▶ **Set problem**
Without the images, write out the whole listing exactly.

▶ **Material for the task**
# # # # # # #

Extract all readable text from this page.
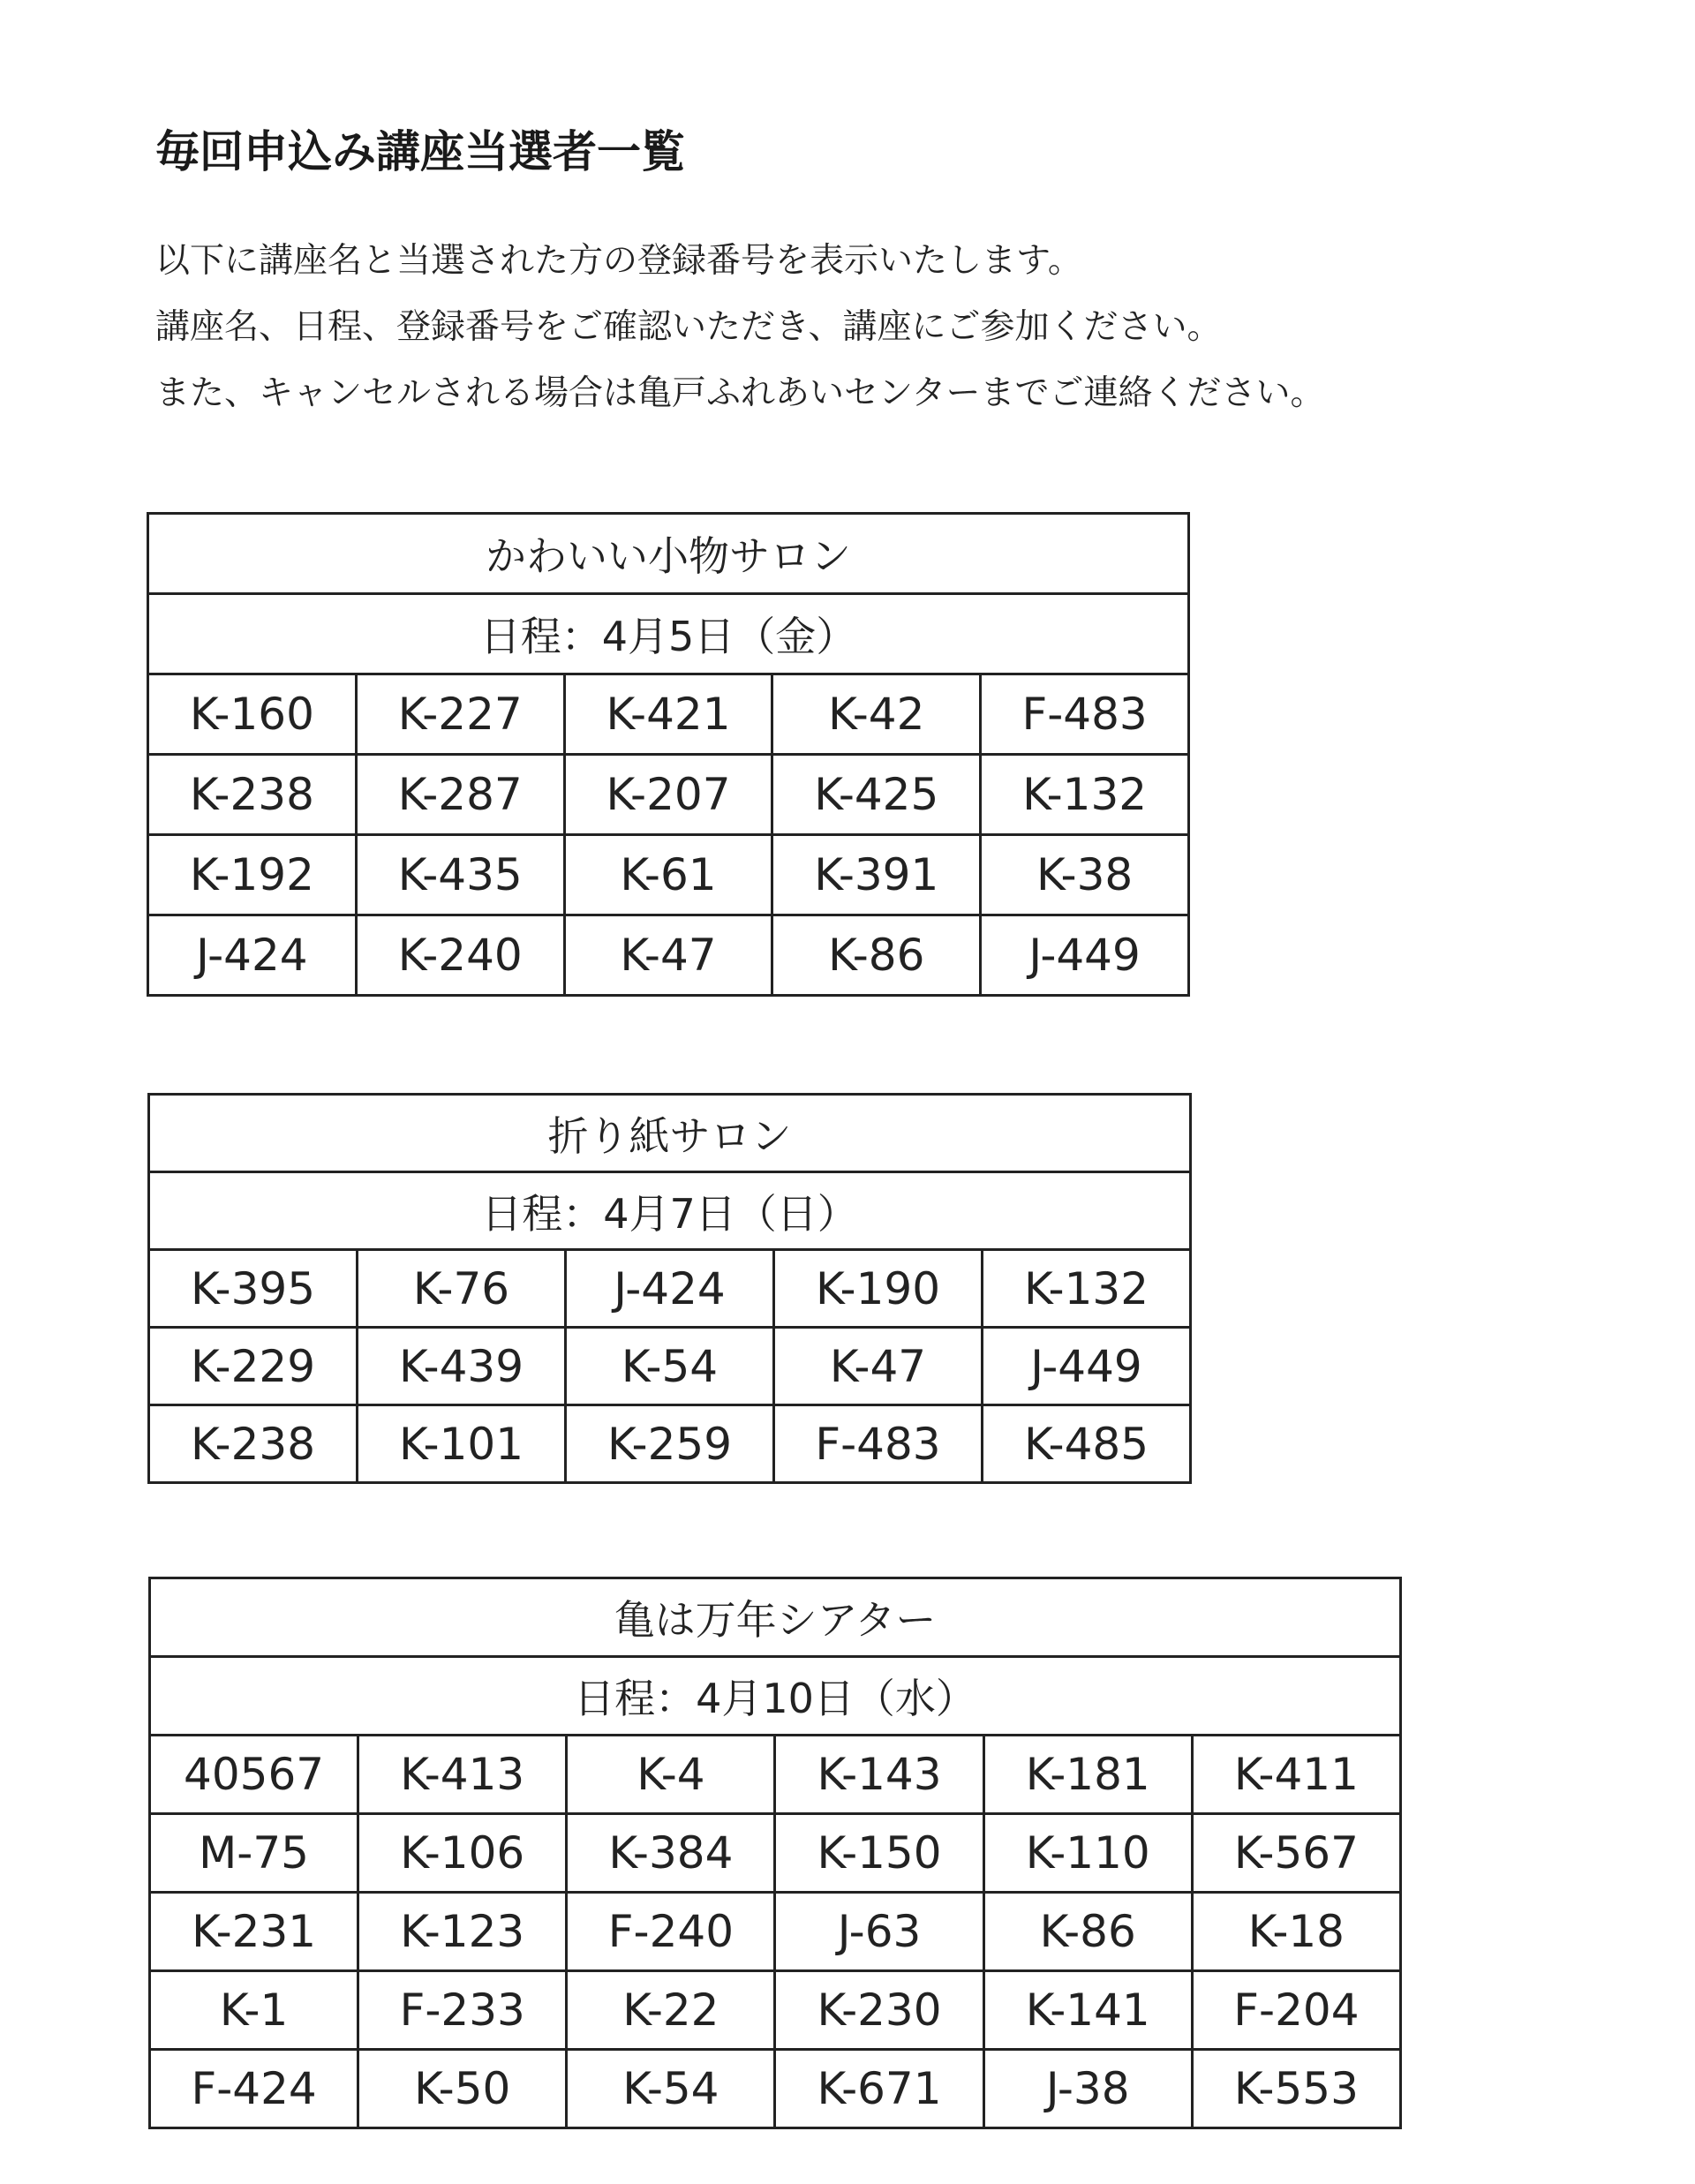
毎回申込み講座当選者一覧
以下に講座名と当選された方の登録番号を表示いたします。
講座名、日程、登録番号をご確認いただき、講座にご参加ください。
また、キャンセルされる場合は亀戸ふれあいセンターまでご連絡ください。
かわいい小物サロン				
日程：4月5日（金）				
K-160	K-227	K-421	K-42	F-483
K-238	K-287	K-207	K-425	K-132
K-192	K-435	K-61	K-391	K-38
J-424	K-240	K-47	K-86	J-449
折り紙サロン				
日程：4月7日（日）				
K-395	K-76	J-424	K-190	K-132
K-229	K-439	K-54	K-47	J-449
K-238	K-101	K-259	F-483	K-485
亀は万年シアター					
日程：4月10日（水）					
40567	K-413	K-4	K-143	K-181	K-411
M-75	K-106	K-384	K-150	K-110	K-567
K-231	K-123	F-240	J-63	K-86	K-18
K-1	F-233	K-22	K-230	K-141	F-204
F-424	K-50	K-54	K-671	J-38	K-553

# # # # # # #

▶ **Finished answer**
Extract all readable text from this page.
毎回申込み講座当選者一覧
以下に講座名と当選された方の登録番号を表示いたします。
講座名、日程、登録番号をご確認いただき、講座にご参加ください。
また、キャンセルされる場合は亀戸ふれあいセンターまでご連絡ください。
かわいい小物サロン				
日程：4月5日（金）				
K-160	K-227	K-421	K-42	F-483
K-238	K-287	K-207	K-425	K-132
K-192	K-435	K-61	K-391	K-38
J-424	K-240	K-47	K-86	J-449
折り紙サロン				
日程：4月7日（日）				
K-395	K-76	J-424	K-190	K-132
K-229	K-439	K-54	K-47	J-449
K-238	K-101	K-259	F-483	K-485
亀は万年シアター					
日程：4月10日（水）					
40567	K-413	K-4	K-143	K-181	K-411
M-75	K-106	K-384	K-150	K-110	K-567
K-231	K-123	F-240	J-63	K-86	K-18
K-1	F-233	K-22	K-230	K-141	F-204
F-424	K-50	K-54	K-671	J-38	K-553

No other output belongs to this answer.